▶ [Exercise input]:
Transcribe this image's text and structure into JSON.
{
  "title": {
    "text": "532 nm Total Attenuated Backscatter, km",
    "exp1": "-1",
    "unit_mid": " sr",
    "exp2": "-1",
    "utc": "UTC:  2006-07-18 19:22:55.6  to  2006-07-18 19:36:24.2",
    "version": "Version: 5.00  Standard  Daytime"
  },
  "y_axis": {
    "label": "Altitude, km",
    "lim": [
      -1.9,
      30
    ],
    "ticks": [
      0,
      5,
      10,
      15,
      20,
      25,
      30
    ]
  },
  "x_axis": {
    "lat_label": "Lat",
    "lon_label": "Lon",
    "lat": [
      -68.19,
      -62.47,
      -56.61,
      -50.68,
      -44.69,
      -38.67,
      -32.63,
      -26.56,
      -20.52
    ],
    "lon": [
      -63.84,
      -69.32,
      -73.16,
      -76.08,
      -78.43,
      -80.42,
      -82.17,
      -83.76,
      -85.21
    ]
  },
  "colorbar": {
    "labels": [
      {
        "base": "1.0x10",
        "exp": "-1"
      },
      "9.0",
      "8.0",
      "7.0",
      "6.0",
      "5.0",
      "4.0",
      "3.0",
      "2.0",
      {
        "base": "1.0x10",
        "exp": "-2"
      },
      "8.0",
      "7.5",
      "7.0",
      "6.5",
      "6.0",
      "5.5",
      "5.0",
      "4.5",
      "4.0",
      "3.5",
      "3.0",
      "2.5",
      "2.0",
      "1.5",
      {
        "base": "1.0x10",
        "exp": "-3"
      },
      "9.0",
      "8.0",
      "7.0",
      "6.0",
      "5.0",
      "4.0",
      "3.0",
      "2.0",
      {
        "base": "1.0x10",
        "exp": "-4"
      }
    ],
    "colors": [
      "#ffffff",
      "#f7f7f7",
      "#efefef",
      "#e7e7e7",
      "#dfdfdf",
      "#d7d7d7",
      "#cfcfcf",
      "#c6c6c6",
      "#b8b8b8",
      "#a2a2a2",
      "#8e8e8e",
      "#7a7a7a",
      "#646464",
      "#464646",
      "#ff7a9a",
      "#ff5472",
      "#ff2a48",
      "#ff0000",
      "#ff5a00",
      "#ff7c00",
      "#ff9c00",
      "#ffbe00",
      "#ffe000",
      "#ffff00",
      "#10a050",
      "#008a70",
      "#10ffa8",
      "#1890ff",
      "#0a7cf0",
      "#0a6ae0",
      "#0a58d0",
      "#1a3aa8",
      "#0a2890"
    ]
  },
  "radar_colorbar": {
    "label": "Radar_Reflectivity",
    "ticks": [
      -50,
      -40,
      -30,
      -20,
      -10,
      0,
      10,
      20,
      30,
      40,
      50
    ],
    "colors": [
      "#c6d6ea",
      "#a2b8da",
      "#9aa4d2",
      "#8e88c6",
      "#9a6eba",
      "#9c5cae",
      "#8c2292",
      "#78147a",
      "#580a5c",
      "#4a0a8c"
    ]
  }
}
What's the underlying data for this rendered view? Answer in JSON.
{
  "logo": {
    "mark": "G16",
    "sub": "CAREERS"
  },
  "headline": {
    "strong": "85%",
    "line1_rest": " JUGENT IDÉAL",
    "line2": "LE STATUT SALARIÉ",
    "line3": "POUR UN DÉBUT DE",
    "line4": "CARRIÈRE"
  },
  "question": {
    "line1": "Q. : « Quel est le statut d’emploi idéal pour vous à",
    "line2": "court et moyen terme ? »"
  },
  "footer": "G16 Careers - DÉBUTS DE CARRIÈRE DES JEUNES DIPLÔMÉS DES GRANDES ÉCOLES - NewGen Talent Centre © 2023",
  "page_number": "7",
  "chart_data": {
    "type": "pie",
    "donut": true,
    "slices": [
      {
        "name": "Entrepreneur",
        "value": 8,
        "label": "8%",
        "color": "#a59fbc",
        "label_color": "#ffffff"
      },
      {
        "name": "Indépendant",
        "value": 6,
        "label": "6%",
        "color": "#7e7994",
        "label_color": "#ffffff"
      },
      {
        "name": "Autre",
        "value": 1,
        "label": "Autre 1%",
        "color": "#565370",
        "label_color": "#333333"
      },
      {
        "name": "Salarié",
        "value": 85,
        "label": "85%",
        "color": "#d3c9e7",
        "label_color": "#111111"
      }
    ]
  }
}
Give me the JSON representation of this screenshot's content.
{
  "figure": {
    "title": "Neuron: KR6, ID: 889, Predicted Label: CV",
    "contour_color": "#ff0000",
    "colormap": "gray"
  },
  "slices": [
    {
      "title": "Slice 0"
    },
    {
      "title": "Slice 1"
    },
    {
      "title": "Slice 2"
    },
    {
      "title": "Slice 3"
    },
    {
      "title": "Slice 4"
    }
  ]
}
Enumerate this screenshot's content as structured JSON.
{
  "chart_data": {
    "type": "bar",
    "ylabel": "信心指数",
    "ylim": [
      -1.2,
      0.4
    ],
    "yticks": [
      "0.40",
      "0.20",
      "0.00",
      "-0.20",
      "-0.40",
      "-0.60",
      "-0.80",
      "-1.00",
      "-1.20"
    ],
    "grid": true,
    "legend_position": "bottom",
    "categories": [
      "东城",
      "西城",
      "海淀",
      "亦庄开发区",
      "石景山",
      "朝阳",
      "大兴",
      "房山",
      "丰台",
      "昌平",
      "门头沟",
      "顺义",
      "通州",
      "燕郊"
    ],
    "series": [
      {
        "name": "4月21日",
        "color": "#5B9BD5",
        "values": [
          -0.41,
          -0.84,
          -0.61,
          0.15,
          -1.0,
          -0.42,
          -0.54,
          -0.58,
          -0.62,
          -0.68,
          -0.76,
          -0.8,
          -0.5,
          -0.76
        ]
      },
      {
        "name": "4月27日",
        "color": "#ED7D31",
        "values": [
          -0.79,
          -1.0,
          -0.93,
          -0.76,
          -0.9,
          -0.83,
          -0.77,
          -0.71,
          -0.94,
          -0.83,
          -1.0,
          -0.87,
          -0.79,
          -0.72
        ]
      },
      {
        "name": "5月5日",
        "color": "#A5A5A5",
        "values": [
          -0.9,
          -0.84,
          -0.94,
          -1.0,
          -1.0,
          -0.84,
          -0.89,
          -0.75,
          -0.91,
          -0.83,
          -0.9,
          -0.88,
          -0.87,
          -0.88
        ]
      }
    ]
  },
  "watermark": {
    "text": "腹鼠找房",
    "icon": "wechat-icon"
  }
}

▶ [To do]: Write all of the records out again exactly.

▶ [Correct output]:
Transcribe this image's text and structure into JSON.
{
  "title": {
    "text": "532 nm Total Attenuated Backscatter, km",
    "exp1": "-1",
    "unit_mid": " sr",
    "exp2": "-1",
    "utc": "UTC:  2006-07-18 19:22:55.6  to  2006-07-18 19:36:24.2",
    "version": "Version: 5.00  Standard  Daytime"
  },
  "y_axis": {
    "label": "Altitude, km",
    "lim": [
      -1.9,
      30
    ],
    "ticks": [
      0,
      5,
      10,
      15,
      20,
      25,
      30
    ]
  },
  "x_axis": {
    "lat_label": "Lat",
    "lon_label": "Lon",
    "lat": [
      -68.19,
      -62.47,
      -56.61,
      -50.68,
      -44.69,
      -38.67,
      -32.63,
      -26.56,
      -20.52
    ],
    "lon": [
      -63.84,
      -69.32,
      -73.16,
      -76.08,
      -78.43,
      -80.42,
      -82.17,
      -83.76,
      -85.21
    ]
  },
  "colorbar": {
    "labels": [
      {
        "base": "1.0x10",
        "exp": "-1"
      },
      "9.0",
      "8.0",
      "7.0",
      "6.0",
      "5.0",
      "4.0",
      "3.0",
      "2.0",
      {
        "base": "1.0x10",
        "exp": "-2"
      },
      "8.0",
      "7.5",
      "7.0",
      "6.5",
      "6.0",
      "5.5",
      "5.0",
      "4.5",
      "4.0",
      "3.5",
      "3.0",
      "2.5",
      "2.0",
      "1.5",
      {
        "base": "1.0x10",
        "exp": "-3"
      },
      "9.0",
      "8.0",
      "7.0",
      "6.0",
      "5.0",
      "4.0",
      "3.0",
      "2.0",
      {
        "base": "1.0x10",
        "exp": "-4"
      }
    ],
    "colors": [
      "#ffffff",
      "#f7f7f7",
      "#efefef",
      "#e7e7e7",
      "#dfdfdf",
      "#d7d7d7",
      "#cfcfcf",
      "#c6c6c6",
      "#b8b8b8",
      "#a2a2a2",
      "#8e8e8e",
      "#7a7a7a",
      "#646464",
      "#464646",
      "#ff7a9a",
      "#ff5472",
      "#ff2a48",
      "#ff0000",
      "#ff5a00",
      "#ff7c00",
      "#ff9c00",
      "#ffbe00",
      "#ffe000",
      "#ffff00",
      "#10a050",
      "#008a70",
      "#10ffa8",
      "#1890ff",
      "#0a7cf0",
      "#0a6ae0",
      "#0a58d0",
      "#1a3aa8",
      "#0a2890"
    ]
  },
  "radar_colorbar": {
    "label": "Radar_Reflectivity",
    "ticks": [
      -50,
      -40,
      -30,
      -20,
      -10,
      0,
      10,
      20,
      30,
      40,
      50
    ],
    "colors": [
      "#c6d6ea",
      "#a2b8da",
      "#9aa4d2",
      "#8e88c6",
      "#9a6eba",
      "#9c5cae",
      "#8c2292",
      "#78147a",
      "#580a5c",
      "#4a0a8c"
    ]
  }
}
What's the underlying data for this rendered view? Answer in JSON.
{
  "logo": {
    "mark": "G16",
    "sub": "CAREERS"
  },
  "headline": {
    "strong": "85%",
    "line1_rest": " JUGENT IDÉAL",
    "line2": "LE STATUT SALARIÉ",
    "line3": "POUR UN DÉBUT DE",
    "line4": "CARRIÈRE"
  },
  "question": {
    "line1": "Q. : « Quel est le statut d’emploi idéal pour vous à",
    "line2": "court et moyen terme ? »"
  },
  "footer": "G16 Careers - DÉBUTS DE CARRIÈRE DES JEUNES DIPLÔMÉS DES GRANDES ÉCOLES - NewGen Talent Centre © 2023",
  "page_number": "7",
  "chart_data": {
    "type": "pie",
    "donut": true,
    "slices": [
      {
        "name": "Entrepreneur",
        "value": 8,
        "label": "8%",
        "color": "#a59fbc",
        "label_color": "#ffffff"
      },
      {
        "name": "Indépendant",
        "value": 6,
        "label": "6%",
        "color": "#7e7994",
        "label_color": "#ffffff"
      },
      {
        "name": "Autre",
        "value": 1,
        "label": "Autre 1%",
        "color": "#565370",
        "label_color": "#333333"
      },
      {
        "name": "Salarié",
        "value": 85,
        "label": "85%",
        "color": "#d3c9e7",
        "label_color": "#111111"
      }
    ]
  }
}
Give me the JSON representation of this screenshot's content.
{
  "figure": {
    "title": "Neuron: KR6, ID: 889, Predicted Label: CV",
    "contour_color": "#ff0000",
    "colormap": "gray"
  },
  "slices": [
    {
      "title": "Slice 0"
    },
    {
      "title": "Slice 1"
    },
    {
      "title": "Slice 2"
    },
    {
      "title": "Slice 3"
    },
    {
      "title": "Slice 4"
    }
  ]
}
Enumerate this screenshot's content as structured JSON.
{
  "chart_data": {
    "type": "bar",
    "ylabel": "信心指数",
    "ylim": [
      -1.2,
      0.4
    ],
    "yticks": [
      "0.40",
      "0.20",
      "0.00",
      "-0.20",
      "-0.40",
      "-0.60",
      "-0.80",
      "-1.00",
      "-1.20"
    ],
    "grid": true,
    "legend_position": "bottom",
    "categories": [
      "东城",
      "西城",
      "海淀",
      "亦庄开发区",
      "石景山",
      "朝阳",
      "大兴",
      "房山",
      "丰台",
      "昌平",
      "门头沟",
      "顺义",
      "通州",
      "燕郊"
    ],
    "series": [
      {
        "name": "4月21日",
        "color": "#5B9BD5",
        "values": [
          -0.41,
          -0.84,
          -0.61,
          0.15,
          -1.0,
          -0.42,
          -0.54,
          -0.58,
          -0.62,
          -0.68,
          -0.76,
          -0.8,
          -0.5,
          -0.76
        ]
      },
      {
        "name": "4月27日",
        "color": "#ED7D31",
        "values": [
          -0.79,
          -1.0,
          -0.93,
          -0.76,
          -0.9,
          -0.83,
          -0.77,
          -0.71,
          -0.94,
          -0.83,
          -1.0,
          -0.87,
          -0.79,
          -0.72
        ]
      },
      {
        "name": "5月5日",
        "color": "#A5A5A5",
        "values": [
          -0.9,
          -0.84,
          -0.94,
          -1.0,
          -1.0,
          -0.84,
          -0.89,
          -0.75,
          -0.91,
          -0.83,
          -0.9,
          -0.88,
          -0.87,
          -0.88
        ]
      }
    ]
  },
  "watermark": {
    "text": "腹鼠找房",
    "icon": "wechat-icon"
  }
}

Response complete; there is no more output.